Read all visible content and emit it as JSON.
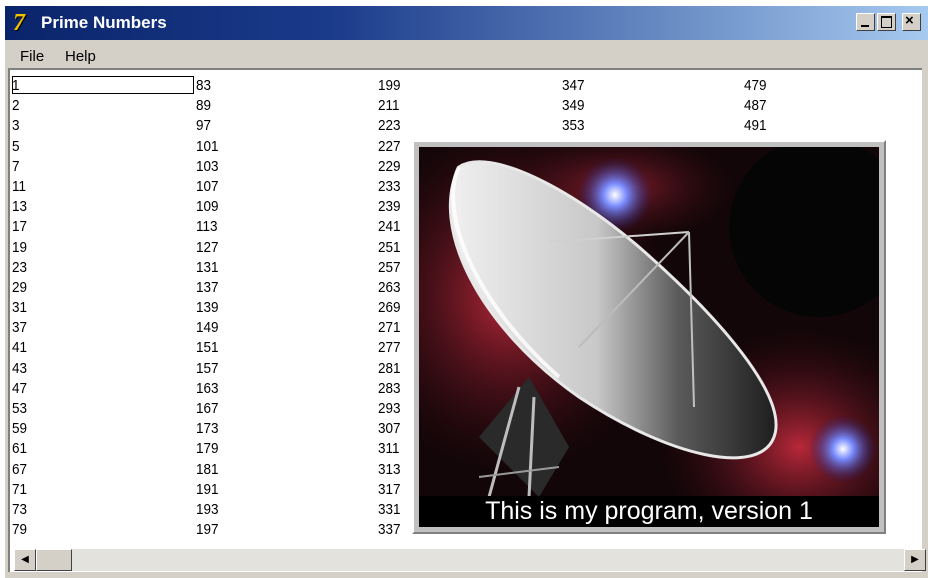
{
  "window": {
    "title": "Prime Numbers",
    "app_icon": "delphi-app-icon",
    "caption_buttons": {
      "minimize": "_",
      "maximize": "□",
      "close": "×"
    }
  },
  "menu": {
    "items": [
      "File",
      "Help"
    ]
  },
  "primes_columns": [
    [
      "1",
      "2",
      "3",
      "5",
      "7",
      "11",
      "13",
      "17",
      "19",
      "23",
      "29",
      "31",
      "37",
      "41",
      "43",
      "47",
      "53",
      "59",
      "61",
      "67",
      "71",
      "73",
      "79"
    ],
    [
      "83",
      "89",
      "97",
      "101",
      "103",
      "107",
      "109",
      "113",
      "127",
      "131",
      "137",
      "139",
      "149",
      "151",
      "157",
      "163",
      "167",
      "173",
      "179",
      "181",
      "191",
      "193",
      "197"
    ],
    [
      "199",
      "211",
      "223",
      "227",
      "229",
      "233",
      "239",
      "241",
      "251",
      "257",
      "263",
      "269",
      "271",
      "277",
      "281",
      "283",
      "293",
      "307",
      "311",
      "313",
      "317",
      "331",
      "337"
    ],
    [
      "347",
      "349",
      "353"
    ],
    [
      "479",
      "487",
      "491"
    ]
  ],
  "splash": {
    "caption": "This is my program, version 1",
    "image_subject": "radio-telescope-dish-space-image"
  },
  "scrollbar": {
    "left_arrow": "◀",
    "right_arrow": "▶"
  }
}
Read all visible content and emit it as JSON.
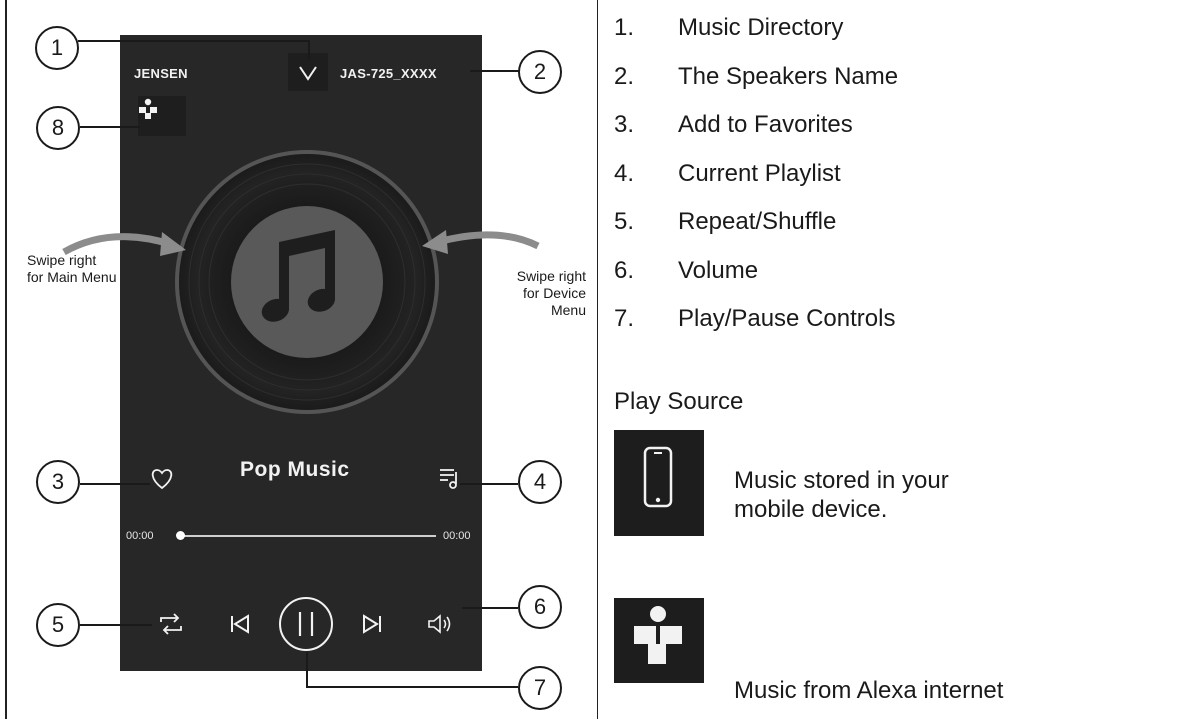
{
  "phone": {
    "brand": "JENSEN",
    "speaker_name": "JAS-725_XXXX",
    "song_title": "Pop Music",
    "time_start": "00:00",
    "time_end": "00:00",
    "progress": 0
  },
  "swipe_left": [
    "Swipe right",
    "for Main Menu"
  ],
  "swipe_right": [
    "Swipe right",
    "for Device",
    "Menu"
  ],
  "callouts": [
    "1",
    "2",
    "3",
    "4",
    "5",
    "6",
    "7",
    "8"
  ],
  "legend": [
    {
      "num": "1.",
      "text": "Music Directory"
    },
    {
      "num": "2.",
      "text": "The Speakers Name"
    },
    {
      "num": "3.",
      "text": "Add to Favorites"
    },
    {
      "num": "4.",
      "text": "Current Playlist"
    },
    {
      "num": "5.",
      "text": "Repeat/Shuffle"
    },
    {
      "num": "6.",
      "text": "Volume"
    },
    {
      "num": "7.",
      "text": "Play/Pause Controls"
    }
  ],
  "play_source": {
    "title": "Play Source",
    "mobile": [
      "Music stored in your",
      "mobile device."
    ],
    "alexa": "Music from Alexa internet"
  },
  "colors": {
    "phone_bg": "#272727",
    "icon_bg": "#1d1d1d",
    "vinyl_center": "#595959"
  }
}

● ● ● ● ●

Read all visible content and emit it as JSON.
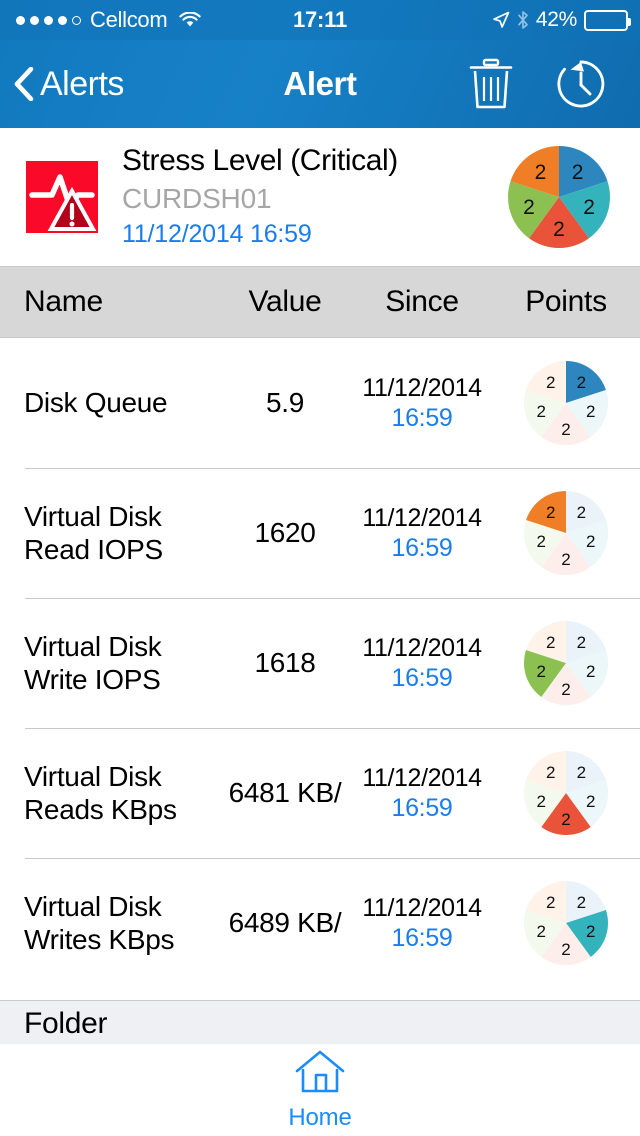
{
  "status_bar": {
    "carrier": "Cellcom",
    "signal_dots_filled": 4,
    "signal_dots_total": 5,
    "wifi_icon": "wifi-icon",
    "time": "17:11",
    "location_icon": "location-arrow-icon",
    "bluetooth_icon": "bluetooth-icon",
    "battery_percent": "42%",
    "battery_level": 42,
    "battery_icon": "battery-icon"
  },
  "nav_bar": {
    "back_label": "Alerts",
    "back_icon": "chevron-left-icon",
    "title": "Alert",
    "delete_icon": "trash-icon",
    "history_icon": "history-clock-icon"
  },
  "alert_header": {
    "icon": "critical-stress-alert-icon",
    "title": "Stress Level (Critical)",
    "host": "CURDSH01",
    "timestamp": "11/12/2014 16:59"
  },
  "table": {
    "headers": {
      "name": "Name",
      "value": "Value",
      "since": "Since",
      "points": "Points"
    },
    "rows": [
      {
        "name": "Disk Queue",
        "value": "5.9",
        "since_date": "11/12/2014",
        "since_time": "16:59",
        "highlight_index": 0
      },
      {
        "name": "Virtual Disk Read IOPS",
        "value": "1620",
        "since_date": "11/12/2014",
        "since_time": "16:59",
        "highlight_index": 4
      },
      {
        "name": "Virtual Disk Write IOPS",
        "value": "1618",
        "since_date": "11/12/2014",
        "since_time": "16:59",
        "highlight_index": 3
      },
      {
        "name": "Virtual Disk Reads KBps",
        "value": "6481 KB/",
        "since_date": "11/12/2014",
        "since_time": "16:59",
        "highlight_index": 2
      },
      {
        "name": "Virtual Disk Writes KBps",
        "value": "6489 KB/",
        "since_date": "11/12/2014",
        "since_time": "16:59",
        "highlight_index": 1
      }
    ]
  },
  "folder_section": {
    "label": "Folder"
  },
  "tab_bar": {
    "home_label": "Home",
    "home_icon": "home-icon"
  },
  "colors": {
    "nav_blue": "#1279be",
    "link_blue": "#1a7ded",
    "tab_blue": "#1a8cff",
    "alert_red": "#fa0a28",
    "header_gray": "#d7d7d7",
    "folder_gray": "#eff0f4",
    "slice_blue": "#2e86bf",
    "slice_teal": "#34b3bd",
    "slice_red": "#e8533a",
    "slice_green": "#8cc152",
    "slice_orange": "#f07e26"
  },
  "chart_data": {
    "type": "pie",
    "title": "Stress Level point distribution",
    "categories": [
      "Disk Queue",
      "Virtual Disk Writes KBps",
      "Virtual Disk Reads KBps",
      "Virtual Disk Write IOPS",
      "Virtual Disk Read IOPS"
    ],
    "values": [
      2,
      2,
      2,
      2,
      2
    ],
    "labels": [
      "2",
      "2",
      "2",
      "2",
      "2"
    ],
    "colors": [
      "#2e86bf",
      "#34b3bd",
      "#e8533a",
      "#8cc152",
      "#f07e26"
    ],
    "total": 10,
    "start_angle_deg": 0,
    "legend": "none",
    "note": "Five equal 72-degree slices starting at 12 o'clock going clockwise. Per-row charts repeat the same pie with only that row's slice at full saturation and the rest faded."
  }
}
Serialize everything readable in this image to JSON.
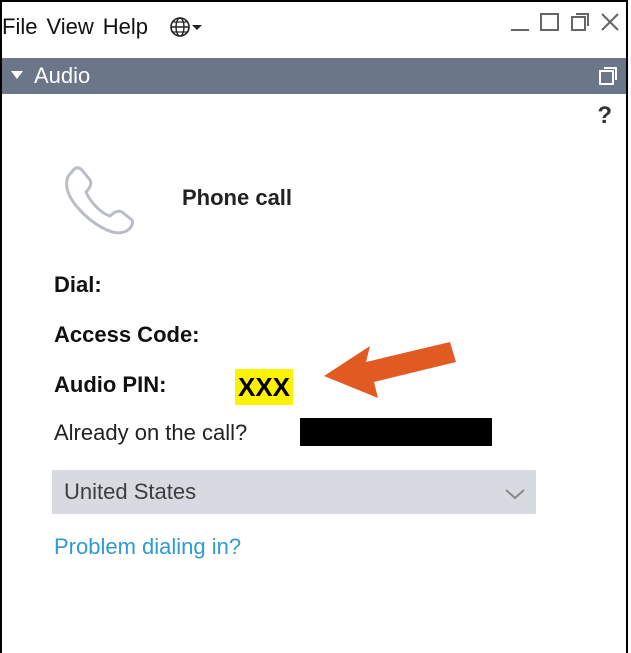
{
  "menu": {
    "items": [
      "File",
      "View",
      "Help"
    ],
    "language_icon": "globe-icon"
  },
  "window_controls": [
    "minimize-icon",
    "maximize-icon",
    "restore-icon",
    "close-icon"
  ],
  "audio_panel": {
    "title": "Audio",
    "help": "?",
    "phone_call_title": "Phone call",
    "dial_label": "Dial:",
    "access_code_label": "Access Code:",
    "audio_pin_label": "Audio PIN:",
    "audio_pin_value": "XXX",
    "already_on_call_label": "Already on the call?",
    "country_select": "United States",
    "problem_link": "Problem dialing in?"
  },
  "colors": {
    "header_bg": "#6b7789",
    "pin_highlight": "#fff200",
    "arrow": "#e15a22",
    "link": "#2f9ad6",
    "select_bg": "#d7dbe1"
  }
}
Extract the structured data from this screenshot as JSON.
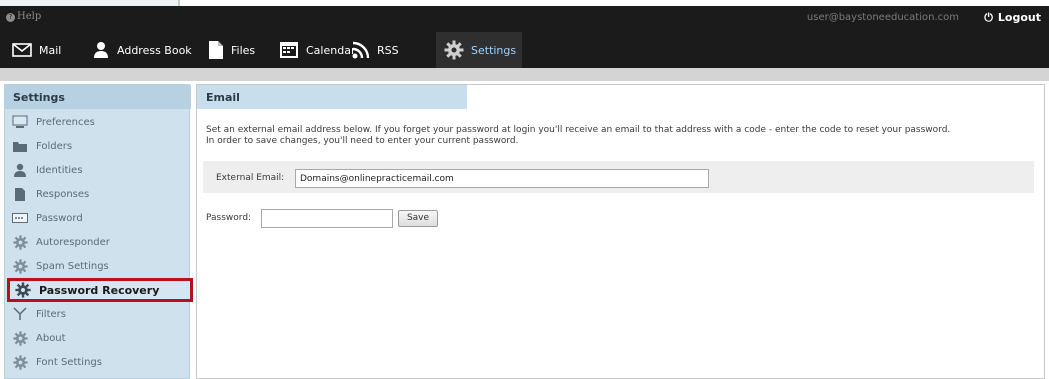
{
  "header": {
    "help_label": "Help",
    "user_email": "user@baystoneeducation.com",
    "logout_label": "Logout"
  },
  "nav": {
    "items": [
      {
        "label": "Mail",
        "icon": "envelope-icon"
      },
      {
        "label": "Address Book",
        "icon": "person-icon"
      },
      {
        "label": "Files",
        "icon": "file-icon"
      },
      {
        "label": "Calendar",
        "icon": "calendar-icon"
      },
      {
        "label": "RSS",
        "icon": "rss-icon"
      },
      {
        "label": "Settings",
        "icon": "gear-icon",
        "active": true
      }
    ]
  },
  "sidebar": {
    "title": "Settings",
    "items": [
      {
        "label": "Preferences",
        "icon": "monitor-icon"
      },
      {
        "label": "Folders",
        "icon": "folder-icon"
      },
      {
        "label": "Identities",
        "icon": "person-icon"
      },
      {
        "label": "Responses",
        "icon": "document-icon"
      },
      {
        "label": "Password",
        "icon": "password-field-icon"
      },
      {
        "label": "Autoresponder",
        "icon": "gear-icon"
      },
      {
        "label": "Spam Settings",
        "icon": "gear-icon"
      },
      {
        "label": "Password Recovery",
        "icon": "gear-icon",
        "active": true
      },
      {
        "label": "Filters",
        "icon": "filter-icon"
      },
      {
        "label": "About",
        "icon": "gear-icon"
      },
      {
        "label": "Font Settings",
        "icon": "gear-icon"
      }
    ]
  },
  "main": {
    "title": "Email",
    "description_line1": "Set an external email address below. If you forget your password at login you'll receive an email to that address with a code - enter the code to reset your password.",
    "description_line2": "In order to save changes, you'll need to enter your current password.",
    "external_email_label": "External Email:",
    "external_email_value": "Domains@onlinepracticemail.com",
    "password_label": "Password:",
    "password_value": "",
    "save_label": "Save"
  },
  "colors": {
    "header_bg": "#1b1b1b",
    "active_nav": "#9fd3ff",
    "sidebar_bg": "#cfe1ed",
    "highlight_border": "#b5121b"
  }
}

● ● ● ● ●

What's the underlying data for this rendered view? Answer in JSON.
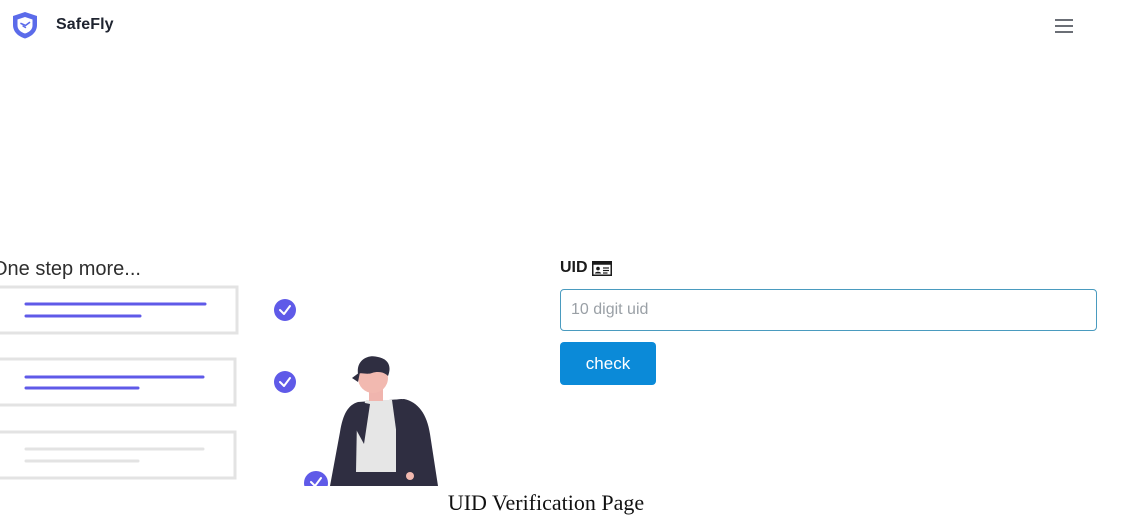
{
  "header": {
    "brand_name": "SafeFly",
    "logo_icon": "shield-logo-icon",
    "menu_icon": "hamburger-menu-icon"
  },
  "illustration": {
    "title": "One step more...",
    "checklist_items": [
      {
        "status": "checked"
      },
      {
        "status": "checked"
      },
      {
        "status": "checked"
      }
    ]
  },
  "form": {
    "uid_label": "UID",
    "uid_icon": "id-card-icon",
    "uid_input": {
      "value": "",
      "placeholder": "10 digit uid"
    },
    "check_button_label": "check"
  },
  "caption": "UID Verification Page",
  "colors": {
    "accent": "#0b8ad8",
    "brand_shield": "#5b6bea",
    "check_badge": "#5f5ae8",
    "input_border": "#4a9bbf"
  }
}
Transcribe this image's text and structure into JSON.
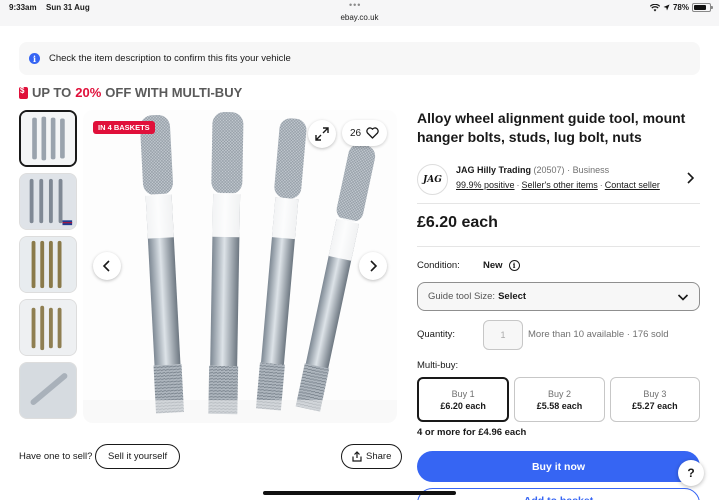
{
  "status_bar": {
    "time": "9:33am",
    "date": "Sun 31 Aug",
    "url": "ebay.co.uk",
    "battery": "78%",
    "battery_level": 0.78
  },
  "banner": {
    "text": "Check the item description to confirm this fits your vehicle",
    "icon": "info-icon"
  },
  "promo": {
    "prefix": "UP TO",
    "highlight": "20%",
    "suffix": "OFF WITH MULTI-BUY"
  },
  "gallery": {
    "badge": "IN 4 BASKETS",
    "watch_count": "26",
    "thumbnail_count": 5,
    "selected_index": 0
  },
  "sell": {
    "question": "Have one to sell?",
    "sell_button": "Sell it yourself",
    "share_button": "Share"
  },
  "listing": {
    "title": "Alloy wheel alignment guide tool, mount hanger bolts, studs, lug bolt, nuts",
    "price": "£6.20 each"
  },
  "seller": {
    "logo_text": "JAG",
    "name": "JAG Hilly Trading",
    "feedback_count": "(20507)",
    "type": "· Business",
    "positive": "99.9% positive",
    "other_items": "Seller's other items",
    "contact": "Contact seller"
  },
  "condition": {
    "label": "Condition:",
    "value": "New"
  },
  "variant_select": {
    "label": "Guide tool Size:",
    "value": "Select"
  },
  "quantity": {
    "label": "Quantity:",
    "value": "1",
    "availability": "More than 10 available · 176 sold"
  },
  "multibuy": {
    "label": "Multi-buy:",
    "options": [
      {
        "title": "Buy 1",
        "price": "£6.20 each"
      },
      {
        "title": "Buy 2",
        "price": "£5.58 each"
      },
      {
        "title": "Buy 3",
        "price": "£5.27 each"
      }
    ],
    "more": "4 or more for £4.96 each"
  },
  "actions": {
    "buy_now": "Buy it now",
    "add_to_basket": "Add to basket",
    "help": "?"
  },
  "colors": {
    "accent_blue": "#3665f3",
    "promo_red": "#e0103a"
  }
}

● ● ● ● ●

-- What you will do --
Pull every line containing "Music" from the data.

-- Output below --
    "song_title": "Pop Music",
      "text": "Music Directory"
      "Music stored in your",
    "alexa": "Music from Alexa internet"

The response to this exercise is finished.